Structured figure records
__________________________________________________

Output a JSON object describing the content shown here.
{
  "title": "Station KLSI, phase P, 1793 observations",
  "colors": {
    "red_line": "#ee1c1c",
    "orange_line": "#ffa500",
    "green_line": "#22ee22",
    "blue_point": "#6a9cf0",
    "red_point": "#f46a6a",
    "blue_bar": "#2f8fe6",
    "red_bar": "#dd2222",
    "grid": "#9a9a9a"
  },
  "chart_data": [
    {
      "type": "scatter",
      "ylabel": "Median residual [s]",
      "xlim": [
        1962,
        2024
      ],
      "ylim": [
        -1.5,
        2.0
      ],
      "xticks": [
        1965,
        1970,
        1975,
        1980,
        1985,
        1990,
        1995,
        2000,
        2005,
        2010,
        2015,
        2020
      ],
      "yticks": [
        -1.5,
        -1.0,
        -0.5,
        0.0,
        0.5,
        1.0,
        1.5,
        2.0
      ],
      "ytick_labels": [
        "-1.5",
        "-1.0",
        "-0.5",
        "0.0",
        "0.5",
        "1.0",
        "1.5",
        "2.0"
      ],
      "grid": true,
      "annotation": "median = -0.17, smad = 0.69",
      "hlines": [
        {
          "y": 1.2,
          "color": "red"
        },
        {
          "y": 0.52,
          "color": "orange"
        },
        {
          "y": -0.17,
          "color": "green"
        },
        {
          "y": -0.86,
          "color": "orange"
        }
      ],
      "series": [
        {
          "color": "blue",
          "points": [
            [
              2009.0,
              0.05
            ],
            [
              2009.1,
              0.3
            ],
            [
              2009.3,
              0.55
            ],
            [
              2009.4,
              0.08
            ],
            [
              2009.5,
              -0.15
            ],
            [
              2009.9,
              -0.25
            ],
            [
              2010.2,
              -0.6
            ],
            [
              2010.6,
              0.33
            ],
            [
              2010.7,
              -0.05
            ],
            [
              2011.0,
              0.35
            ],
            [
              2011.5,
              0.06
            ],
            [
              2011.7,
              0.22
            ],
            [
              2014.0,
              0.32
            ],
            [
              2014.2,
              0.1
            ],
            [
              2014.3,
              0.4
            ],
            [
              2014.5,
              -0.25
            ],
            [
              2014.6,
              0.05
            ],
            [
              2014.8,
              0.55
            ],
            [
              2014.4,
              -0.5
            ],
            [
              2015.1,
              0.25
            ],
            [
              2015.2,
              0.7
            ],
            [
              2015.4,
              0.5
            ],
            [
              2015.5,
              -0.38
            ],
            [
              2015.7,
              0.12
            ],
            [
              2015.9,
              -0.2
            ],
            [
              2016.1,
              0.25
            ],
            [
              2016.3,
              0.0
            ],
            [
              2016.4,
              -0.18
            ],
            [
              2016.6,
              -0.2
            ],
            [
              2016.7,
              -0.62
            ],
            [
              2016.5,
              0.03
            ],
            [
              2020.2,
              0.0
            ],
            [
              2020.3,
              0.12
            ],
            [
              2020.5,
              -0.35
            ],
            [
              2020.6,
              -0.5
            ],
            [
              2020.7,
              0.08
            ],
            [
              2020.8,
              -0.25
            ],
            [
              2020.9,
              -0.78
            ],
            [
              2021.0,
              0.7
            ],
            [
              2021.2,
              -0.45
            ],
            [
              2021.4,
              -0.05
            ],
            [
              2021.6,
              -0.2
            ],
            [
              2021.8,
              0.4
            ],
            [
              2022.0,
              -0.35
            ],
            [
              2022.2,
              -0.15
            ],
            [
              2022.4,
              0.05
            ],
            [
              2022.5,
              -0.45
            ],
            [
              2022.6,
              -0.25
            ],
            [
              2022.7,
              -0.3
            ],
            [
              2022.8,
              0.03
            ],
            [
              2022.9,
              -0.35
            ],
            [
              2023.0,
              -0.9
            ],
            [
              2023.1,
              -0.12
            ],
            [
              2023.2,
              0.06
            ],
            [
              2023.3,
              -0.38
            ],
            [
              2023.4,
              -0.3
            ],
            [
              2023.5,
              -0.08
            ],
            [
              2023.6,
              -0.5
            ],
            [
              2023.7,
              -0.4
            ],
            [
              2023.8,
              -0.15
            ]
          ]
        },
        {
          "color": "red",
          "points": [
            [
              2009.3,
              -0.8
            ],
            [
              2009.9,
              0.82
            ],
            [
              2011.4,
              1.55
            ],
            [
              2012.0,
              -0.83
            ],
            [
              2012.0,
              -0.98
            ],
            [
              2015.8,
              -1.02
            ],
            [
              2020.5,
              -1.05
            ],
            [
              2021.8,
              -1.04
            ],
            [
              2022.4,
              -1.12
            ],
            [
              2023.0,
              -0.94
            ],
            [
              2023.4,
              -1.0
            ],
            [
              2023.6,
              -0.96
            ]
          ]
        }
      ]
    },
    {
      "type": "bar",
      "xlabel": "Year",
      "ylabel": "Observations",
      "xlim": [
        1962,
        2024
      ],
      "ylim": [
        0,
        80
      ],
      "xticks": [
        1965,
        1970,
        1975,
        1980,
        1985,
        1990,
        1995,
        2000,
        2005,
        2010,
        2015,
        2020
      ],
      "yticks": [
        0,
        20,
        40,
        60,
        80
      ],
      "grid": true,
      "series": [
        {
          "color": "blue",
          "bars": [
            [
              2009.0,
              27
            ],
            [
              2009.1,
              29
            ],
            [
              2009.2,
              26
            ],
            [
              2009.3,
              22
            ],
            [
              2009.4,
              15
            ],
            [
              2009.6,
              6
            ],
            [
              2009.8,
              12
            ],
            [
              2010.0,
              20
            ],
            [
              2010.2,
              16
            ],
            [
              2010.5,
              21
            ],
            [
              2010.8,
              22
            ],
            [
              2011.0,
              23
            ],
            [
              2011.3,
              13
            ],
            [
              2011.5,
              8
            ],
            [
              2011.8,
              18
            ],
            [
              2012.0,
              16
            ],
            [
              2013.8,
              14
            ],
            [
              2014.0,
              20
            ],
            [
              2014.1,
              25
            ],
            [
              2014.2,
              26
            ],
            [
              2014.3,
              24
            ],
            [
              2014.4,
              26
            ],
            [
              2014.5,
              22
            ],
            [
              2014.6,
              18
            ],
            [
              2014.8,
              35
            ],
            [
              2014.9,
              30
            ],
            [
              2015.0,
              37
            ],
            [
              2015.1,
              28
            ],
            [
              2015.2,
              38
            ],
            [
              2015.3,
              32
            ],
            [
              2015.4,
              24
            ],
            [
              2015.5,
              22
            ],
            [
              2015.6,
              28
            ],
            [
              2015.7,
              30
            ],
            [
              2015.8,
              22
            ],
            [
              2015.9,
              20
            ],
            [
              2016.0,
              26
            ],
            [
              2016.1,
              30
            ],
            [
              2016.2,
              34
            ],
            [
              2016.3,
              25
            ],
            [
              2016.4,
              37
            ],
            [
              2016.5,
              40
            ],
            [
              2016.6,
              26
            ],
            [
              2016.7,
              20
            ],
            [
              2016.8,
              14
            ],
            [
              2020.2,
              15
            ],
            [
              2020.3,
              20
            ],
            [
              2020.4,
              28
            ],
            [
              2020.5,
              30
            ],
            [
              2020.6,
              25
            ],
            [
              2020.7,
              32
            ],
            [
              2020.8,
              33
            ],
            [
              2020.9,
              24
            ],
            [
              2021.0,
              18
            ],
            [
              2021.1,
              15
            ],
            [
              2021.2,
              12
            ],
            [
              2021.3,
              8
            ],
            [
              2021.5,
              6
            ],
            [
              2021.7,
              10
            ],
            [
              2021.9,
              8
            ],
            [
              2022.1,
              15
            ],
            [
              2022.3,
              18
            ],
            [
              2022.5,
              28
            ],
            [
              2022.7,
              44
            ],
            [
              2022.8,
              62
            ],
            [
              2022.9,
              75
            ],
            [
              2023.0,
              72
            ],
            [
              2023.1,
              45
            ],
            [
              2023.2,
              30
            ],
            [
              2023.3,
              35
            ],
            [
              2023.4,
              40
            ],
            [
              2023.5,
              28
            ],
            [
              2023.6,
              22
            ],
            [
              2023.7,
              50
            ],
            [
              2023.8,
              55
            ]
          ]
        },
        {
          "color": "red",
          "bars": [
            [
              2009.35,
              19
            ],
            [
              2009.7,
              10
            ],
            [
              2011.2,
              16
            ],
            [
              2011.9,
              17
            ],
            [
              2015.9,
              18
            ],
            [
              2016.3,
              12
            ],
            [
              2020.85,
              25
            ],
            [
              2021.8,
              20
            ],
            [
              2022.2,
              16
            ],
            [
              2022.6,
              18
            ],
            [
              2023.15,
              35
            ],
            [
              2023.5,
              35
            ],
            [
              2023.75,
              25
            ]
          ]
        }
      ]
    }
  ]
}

__________________________________________________

Work to do: Scan the listing above. Gather each line that contains the word "ylabel".

Correct answer:
      "ylabel": "Median residual [s]",
      "ylabel": "Observations",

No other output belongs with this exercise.